• [Exercise details] Look for the string "Features" in the lines and copy each line that has it.

[Dataset items]
....
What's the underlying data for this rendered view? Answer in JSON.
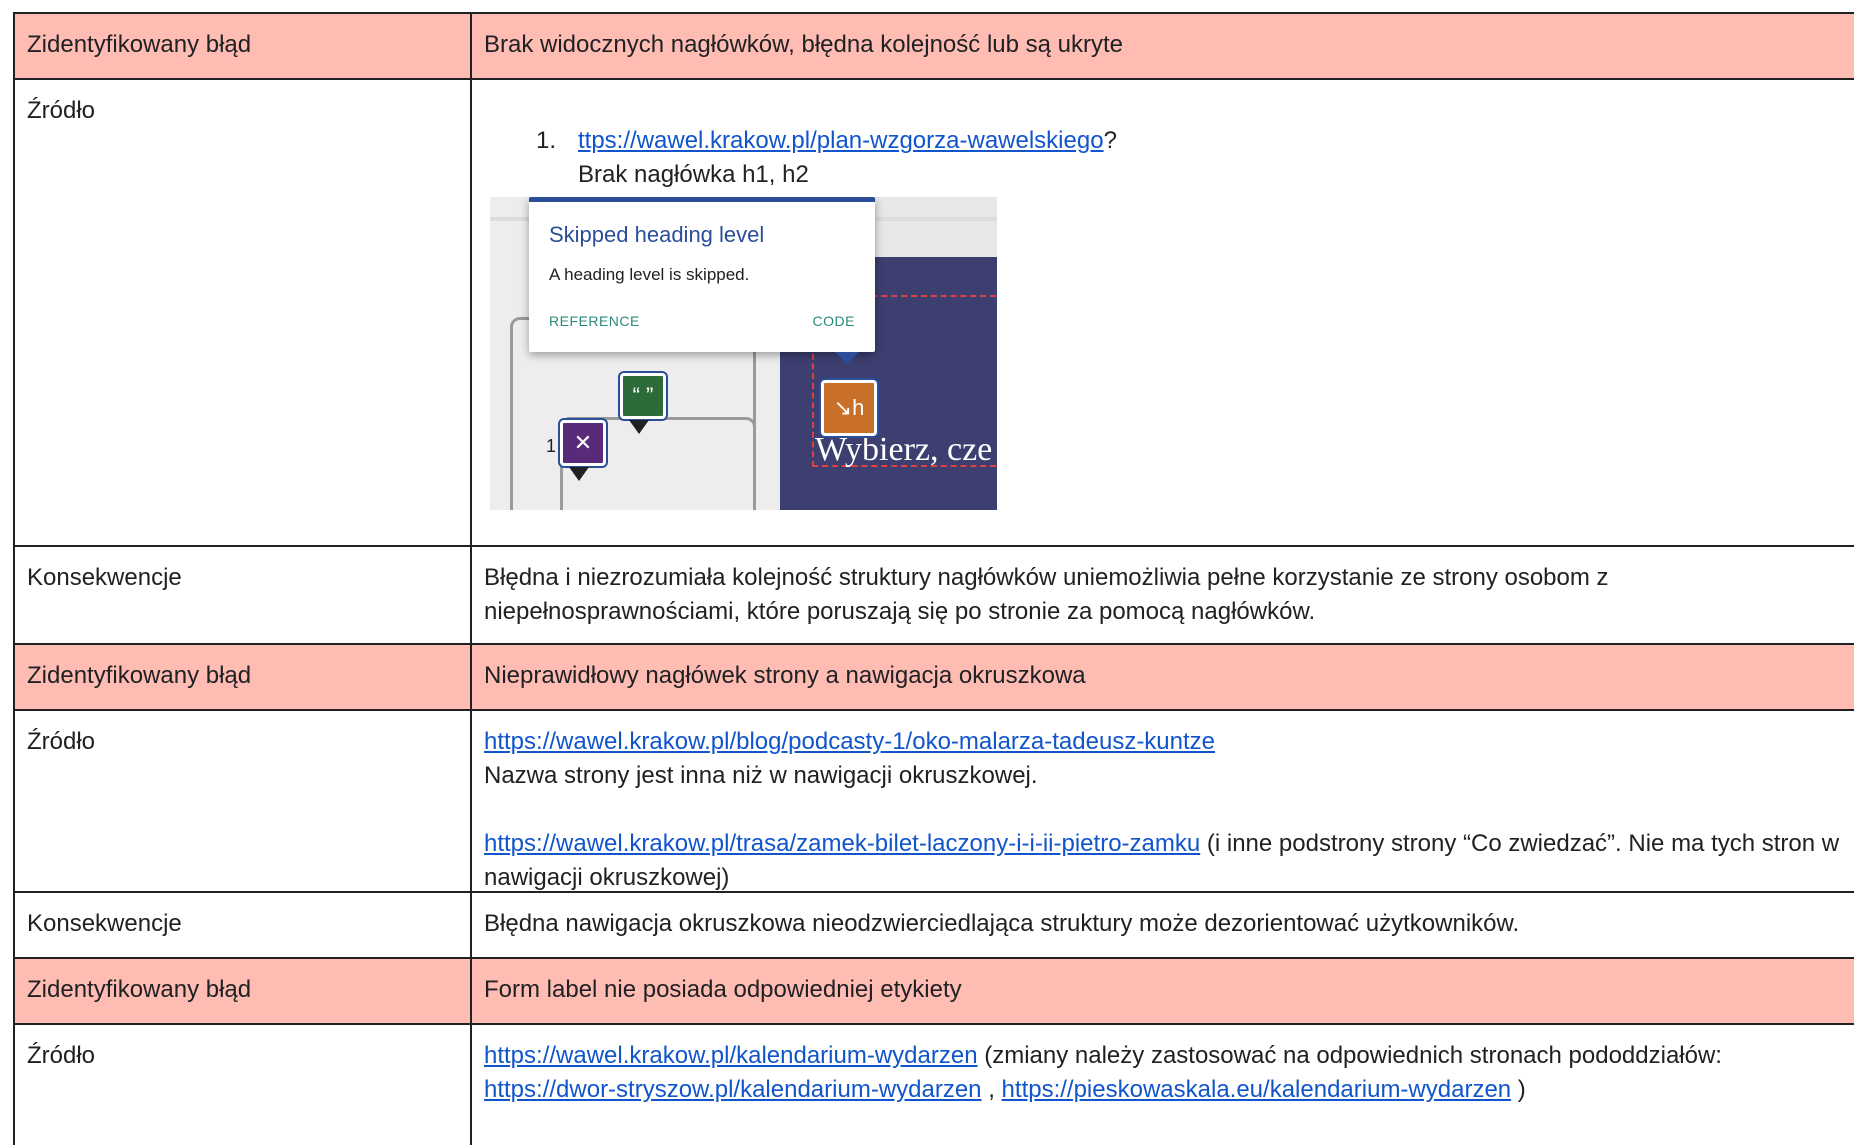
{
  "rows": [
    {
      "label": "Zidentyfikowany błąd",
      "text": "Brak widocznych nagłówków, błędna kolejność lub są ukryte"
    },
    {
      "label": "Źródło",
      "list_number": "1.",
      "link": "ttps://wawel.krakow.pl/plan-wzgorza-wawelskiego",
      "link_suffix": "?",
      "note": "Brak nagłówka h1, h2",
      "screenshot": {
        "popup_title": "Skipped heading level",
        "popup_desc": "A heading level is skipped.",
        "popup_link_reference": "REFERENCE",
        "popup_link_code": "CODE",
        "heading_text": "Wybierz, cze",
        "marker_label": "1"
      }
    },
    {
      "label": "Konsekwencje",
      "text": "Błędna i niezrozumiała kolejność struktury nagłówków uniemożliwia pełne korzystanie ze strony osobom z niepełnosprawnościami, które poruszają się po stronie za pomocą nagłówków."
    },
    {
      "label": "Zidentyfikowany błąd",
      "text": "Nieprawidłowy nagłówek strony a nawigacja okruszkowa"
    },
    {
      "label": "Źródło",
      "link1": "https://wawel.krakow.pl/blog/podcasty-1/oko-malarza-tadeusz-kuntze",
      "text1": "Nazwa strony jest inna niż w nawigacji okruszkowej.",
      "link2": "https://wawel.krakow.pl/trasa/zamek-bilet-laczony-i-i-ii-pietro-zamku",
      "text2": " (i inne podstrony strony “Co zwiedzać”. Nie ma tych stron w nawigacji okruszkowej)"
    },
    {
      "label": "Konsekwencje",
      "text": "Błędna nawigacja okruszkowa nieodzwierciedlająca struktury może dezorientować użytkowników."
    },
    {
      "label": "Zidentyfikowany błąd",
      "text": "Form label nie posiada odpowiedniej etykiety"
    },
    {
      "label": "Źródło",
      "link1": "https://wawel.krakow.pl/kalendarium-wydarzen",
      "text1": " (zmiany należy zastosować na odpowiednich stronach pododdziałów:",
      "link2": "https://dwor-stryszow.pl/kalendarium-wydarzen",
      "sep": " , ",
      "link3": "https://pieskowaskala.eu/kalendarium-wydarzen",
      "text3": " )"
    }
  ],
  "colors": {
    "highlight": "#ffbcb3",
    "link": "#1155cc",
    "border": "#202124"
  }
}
....
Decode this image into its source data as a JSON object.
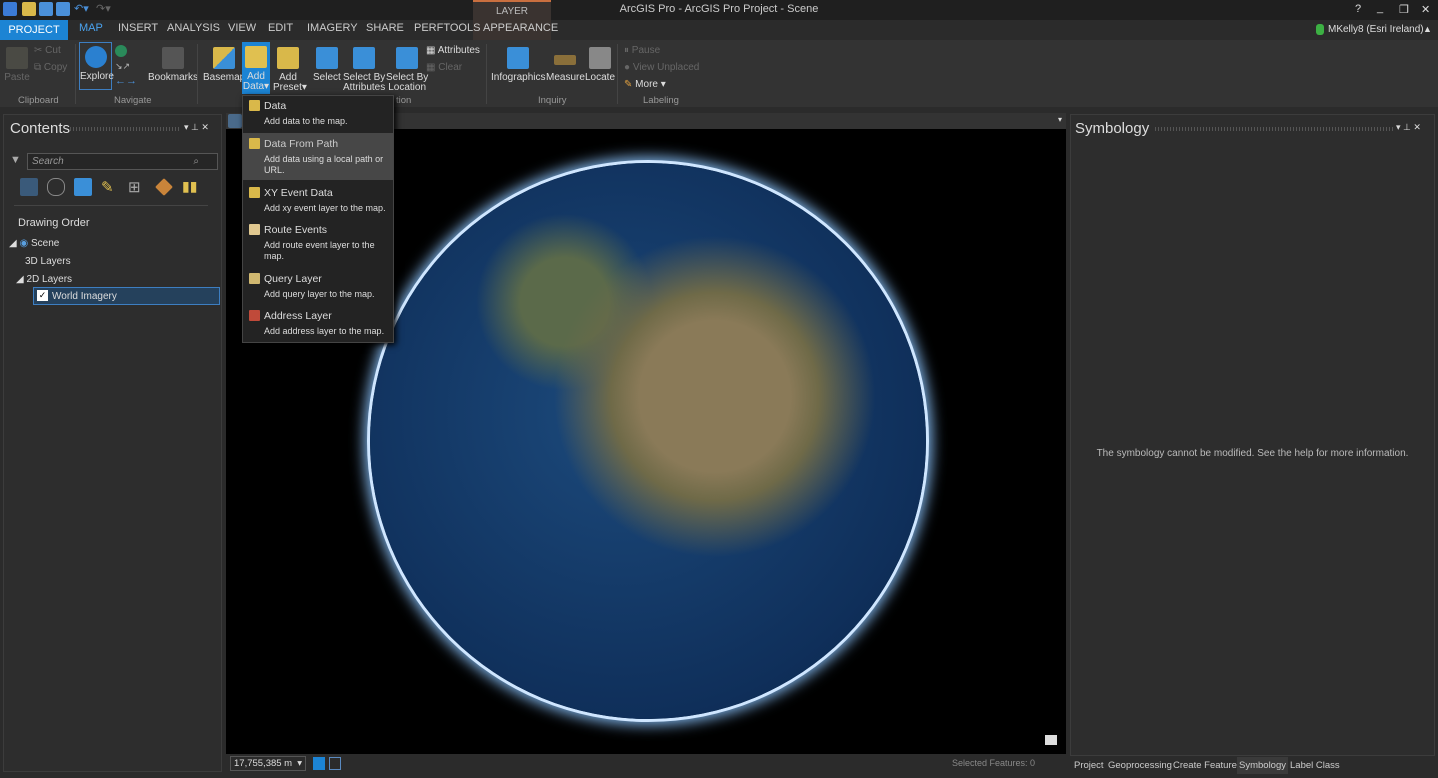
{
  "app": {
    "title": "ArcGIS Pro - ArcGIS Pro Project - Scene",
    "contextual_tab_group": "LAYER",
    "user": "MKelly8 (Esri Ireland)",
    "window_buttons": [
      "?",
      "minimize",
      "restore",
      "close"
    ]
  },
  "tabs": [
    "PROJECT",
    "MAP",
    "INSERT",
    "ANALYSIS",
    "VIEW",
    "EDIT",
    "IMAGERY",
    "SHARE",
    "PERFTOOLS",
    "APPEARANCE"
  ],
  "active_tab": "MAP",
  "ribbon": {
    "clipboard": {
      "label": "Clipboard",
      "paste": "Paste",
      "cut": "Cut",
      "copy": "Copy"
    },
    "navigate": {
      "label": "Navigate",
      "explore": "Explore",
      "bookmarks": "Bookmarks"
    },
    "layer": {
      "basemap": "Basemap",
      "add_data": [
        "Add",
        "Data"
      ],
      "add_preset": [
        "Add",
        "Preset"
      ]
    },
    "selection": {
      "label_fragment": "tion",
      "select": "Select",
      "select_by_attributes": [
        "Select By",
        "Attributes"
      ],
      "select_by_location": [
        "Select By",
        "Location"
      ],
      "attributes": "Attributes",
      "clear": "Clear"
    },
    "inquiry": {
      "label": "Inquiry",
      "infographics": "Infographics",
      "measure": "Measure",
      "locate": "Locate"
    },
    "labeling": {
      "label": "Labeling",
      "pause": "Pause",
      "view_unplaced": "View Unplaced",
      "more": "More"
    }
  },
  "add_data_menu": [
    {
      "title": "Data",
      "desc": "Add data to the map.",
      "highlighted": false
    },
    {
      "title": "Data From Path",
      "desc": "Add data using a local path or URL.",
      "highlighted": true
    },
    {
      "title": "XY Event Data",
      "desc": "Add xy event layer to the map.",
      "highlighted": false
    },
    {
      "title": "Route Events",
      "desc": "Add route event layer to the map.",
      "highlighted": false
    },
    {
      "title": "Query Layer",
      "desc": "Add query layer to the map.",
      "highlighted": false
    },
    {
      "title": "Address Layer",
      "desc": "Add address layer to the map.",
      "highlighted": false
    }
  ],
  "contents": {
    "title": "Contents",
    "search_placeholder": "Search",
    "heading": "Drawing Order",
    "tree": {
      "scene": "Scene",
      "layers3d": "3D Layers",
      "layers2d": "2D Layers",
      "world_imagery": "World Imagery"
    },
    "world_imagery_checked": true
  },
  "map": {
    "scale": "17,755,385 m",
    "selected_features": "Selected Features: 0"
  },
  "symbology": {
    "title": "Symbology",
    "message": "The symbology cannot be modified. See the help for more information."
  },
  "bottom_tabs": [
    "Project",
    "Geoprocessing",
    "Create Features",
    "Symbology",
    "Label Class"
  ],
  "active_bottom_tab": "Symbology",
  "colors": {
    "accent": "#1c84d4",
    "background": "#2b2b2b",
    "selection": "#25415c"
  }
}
....
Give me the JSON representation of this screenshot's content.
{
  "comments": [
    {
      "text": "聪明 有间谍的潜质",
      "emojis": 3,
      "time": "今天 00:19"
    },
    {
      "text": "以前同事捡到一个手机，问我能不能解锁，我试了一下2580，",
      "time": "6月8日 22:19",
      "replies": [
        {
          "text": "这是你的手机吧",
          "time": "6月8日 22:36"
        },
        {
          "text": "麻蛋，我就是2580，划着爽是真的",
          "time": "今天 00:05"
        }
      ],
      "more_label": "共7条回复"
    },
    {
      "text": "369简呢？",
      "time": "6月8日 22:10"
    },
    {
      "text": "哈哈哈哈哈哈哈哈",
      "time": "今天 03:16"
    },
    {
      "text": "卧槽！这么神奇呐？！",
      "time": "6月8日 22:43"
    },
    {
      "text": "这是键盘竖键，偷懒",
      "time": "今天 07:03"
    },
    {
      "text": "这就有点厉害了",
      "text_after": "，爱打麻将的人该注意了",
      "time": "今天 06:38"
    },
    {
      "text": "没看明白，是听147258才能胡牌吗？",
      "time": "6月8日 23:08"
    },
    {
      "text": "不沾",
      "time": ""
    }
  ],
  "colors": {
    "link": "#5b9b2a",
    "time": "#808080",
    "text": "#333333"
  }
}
....
• [Solution to this exercise]
    "selected_features": "Selected Features: 0"
    "Create Features",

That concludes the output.